=== EXERCISE INSTRUCTIONS ===
Your task is to filter the data below down to the lines holding "납세증명서".

=== EXERCISE MATERIALS ===

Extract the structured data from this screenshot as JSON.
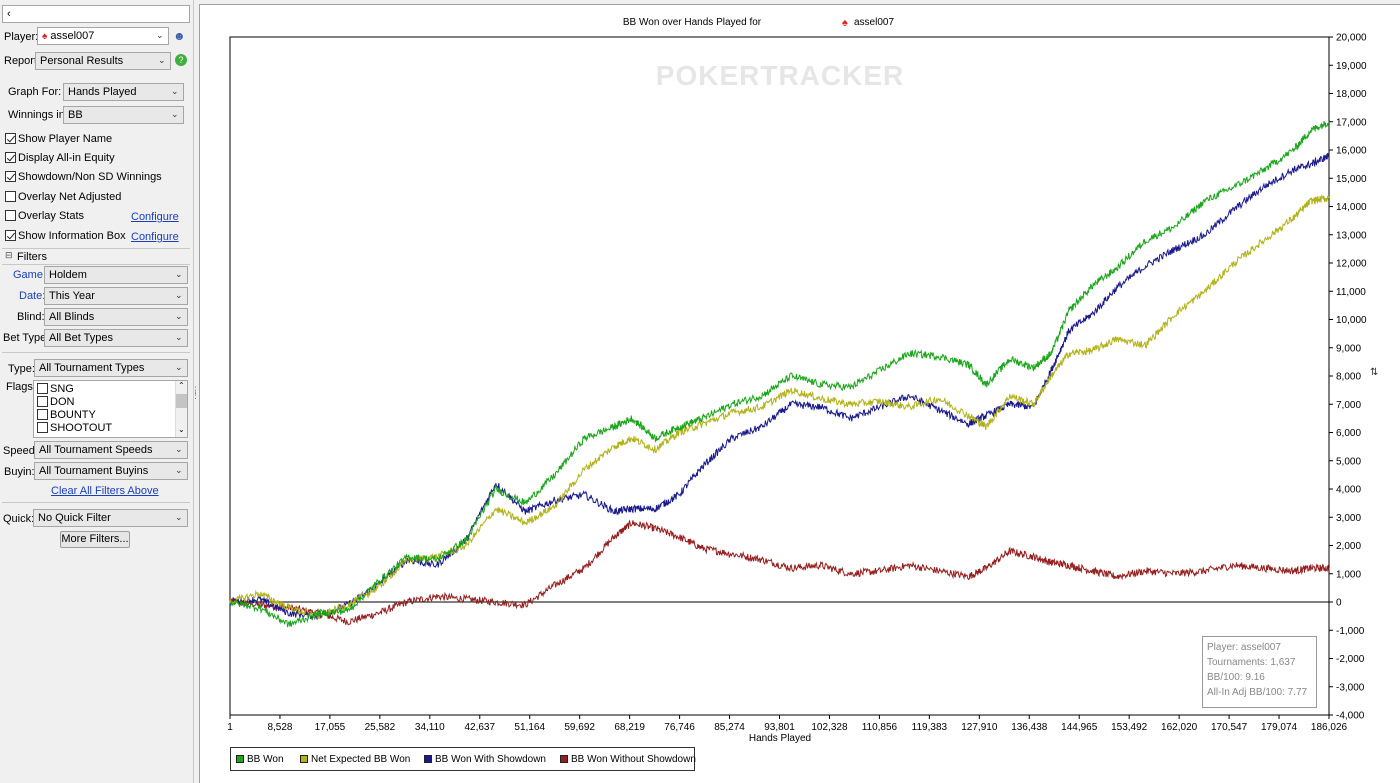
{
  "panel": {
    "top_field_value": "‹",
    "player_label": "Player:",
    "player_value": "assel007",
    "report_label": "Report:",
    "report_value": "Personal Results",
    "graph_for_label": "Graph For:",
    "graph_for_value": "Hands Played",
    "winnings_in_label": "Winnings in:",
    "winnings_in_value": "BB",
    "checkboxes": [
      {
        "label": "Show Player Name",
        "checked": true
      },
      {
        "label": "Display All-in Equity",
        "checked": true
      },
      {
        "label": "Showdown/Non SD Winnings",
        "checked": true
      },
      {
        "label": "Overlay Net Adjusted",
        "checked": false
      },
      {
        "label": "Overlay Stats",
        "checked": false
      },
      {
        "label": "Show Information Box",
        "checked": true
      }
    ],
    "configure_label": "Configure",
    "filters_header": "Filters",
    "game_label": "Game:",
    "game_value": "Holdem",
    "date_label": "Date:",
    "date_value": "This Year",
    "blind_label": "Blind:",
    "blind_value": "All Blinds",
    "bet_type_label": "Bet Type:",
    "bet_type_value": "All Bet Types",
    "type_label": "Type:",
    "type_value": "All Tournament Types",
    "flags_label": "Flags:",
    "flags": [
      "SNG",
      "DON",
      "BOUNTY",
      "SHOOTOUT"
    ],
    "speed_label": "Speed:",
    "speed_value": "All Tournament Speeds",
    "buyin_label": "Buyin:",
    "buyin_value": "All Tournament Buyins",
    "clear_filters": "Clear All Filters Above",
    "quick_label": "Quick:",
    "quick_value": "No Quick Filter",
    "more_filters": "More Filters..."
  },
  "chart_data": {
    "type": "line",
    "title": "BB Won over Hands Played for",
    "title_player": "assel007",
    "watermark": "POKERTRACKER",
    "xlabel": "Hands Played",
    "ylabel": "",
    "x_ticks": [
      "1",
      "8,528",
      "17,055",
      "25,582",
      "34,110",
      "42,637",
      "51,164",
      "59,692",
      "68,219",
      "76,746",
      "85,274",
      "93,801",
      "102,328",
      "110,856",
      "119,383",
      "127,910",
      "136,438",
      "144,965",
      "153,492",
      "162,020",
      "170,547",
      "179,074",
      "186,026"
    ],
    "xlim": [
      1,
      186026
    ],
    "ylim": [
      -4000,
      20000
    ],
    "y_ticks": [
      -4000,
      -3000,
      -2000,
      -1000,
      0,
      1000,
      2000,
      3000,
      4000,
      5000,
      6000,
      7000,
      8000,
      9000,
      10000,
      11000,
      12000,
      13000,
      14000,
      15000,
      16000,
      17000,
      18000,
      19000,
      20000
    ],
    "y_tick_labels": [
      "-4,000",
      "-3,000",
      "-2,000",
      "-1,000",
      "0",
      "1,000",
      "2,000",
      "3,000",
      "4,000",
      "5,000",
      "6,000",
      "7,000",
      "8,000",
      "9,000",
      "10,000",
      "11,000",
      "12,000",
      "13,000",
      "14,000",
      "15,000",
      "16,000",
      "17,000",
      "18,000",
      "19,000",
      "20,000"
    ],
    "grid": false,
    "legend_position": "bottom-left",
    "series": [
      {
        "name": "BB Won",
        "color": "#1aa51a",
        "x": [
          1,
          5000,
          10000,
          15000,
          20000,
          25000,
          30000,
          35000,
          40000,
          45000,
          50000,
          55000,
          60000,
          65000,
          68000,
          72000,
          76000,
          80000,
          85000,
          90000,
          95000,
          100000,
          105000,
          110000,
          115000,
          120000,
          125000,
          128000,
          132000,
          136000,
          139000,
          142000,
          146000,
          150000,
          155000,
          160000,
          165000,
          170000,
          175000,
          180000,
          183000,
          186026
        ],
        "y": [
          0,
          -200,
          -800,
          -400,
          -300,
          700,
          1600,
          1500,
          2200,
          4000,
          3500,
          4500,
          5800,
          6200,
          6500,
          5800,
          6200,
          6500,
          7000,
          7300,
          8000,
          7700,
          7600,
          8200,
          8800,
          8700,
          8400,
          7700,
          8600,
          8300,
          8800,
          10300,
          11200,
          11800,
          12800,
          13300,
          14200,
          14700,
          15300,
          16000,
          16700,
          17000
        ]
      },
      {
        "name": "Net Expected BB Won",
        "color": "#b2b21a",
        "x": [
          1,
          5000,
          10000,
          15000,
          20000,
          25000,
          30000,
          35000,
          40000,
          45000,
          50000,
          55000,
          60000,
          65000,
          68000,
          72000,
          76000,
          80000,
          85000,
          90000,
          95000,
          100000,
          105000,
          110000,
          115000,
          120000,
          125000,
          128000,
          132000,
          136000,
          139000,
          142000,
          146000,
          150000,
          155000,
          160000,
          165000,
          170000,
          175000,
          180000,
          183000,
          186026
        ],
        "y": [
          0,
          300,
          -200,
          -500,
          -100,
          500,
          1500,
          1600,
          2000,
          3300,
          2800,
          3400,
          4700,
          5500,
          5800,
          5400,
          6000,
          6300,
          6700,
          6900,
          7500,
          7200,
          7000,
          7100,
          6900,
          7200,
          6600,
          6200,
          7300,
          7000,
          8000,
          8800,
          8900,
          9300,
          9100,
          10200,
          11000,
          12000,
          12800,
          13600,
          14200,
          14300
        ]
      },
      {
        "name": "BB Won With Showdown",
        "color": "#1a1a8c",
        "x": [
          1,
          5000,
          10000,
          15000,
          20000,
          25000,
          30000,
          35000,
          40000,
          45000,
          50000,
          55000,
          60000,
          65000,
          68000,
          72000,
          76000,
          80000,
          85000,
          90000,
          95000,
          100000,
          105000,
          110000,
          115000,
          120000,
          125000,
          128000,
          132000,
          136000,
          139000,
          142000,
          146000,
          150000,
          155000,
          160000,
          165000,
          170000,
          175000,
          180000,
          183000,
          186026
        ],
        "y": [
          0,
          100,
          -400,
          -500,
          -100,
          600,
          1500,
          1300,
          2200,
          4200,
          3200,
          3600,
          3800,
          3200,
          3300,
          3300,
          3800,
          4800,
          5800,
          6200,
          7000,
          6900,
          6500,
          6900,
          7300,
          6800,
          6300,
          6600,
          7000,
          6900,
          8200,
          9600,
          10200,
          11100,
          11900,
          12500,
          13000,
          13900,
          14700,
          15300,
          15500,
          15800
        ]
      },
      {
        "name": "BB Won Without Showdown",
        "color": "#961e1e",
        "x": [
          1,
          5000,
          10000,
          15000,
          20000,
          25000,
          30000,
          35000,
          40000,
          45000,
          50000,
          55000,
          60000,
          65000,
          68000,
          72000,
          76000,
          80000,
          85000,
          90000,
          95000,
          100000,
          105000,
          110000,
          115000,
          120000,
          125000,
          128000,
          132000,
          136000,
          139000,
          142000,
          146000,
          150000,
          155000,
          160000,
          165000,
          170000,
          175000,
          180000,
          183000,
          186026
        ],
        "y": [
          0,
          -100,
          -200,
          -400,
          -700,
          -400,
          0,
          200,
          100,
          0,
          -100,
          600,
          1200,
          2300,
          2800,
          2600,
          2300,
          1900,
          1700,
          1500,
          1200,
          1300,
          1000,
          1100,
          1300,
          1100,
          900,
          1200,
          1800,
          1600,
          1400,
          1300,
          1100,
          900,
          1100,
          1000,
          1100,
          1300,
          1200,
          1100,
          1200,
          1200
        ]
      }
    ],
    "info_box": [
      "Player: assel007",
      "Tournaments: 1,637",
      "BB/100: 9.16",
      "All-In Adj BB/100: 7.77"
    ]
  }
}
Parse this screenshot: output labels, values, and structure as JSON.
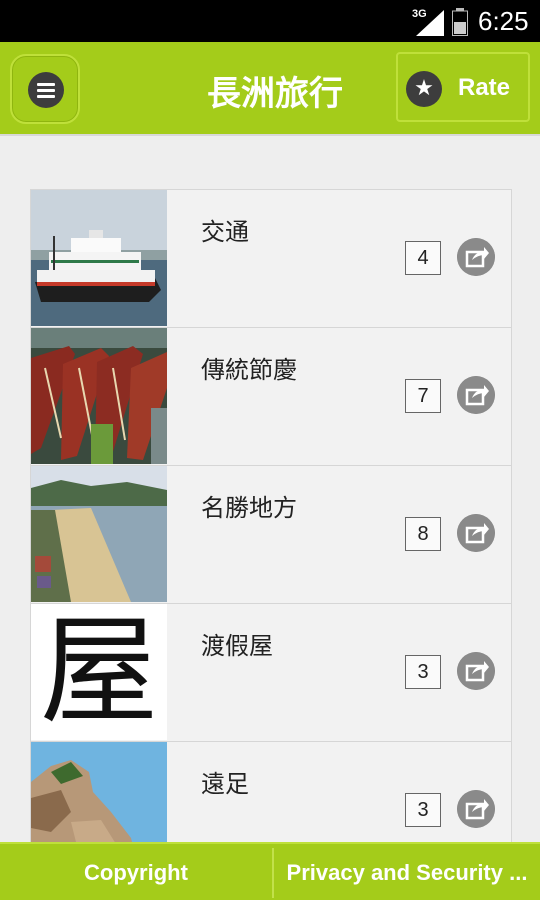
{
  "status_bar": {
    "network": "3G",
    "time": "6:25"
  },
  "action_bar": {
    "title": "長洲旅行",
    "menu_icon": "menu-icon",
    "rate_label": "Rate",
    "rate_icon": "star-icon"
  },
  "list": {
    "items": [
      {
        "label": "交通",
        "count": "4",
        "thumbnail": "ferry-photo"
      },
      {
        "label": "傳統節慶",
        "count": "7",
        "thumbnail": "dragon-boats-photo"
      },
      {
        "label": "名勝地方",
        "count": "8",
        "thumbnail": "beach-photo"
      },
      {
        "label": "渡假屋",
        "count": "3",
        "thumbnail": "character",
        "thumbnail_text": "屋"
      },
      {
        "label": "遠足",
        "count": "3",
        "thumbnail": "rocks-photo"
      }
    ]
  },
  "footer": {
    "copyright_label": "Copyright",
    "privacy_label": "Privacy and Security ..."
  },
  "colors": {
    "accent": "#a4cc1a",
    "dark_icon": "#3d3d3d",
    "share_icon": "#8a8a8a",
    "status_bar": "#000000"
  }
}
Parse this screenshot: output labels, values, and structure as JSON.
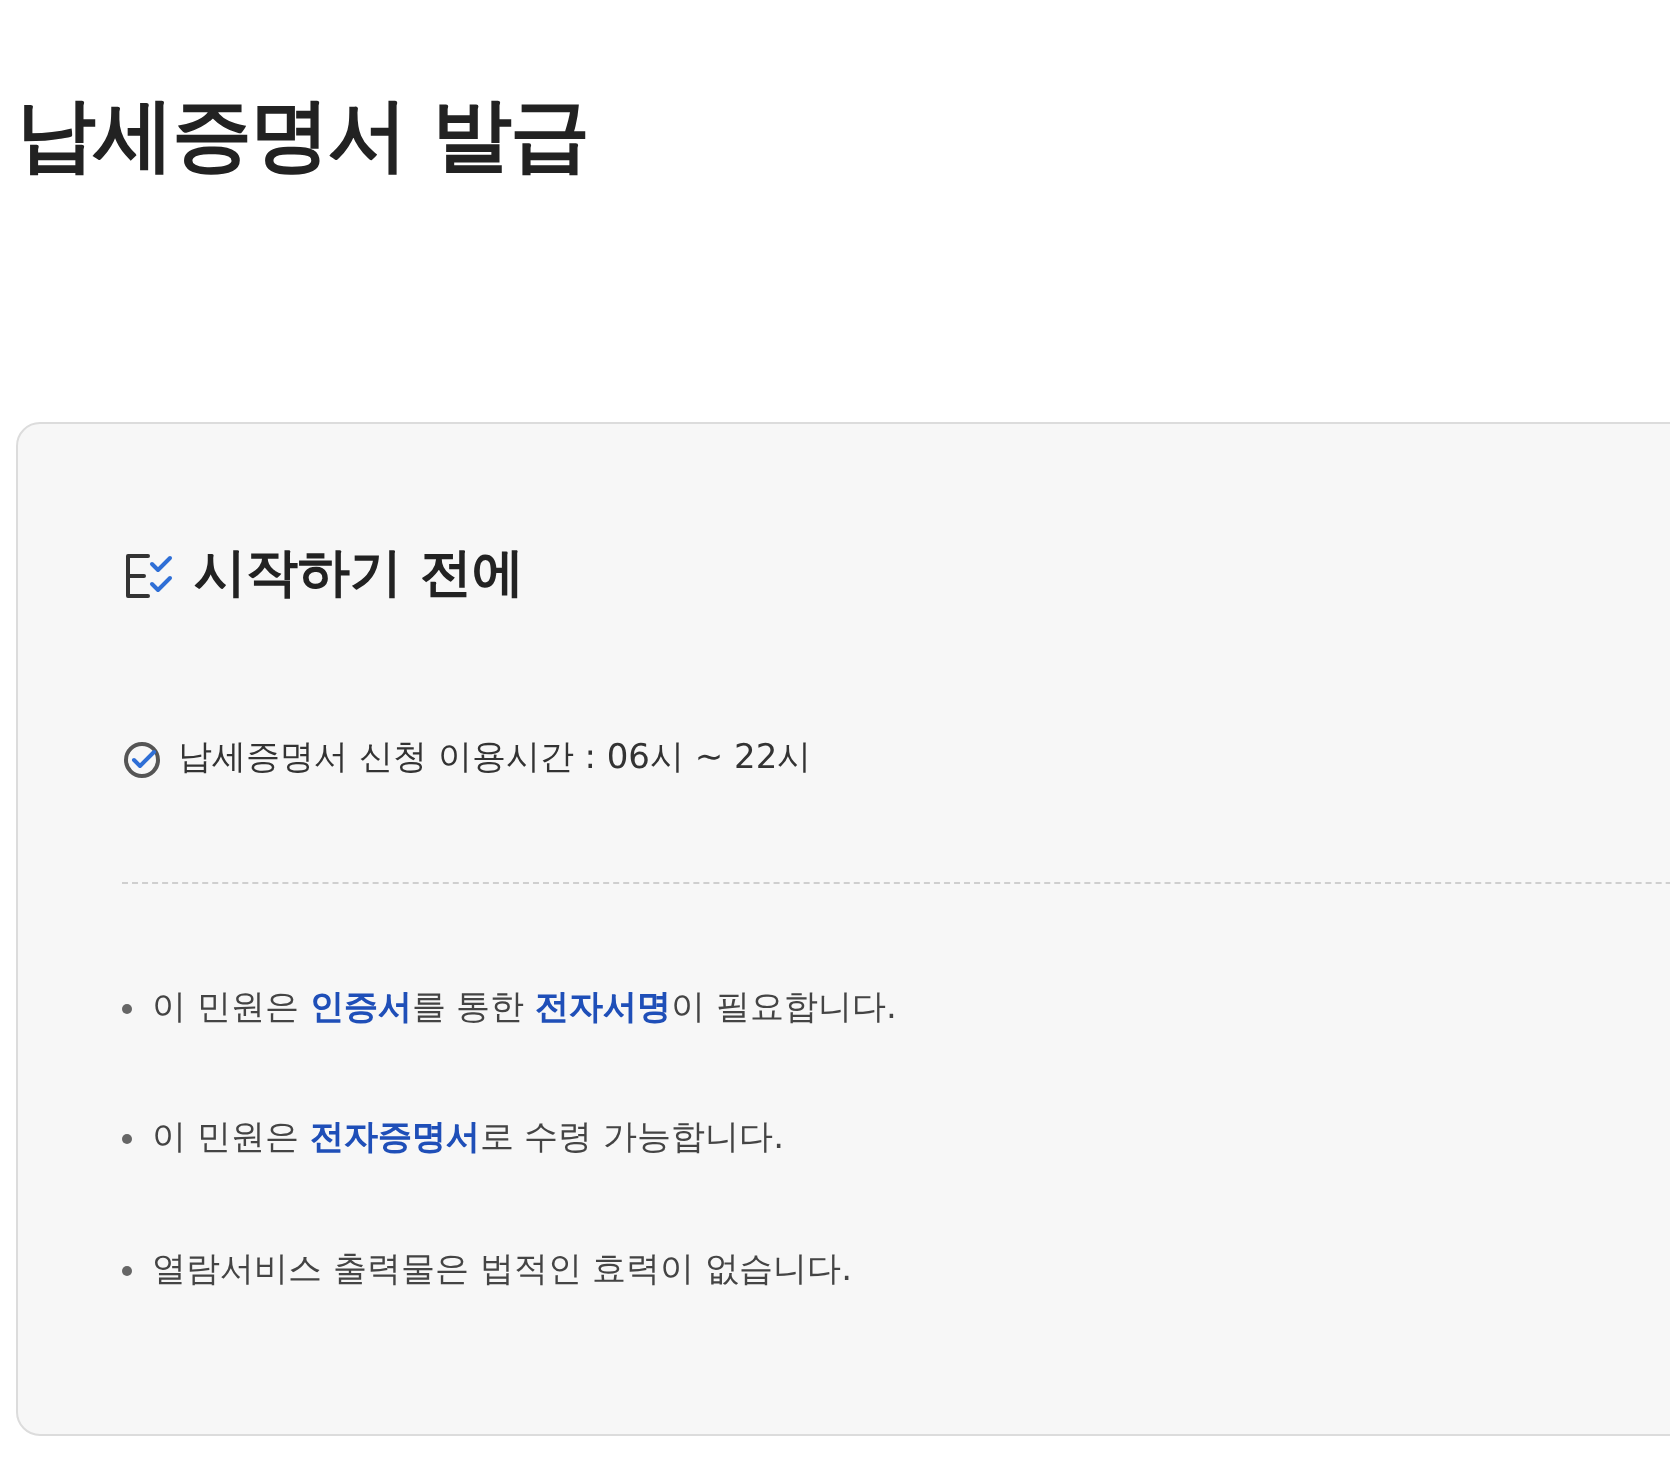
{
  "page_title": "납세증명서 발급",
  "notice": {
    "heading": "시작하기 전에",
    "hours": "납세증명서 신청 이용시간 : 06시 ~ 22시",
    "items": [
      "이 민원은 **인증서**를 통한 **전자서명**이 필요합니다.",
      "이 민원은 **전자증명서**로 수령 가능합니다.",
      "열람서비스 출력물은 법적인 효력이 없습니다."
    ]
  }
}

=== EXPECTED OUTPUT ===
  "page_title": "납세증명서 발급",
    "hours": "납세증명서 신청 이용시간 : 06시 ~ 22시",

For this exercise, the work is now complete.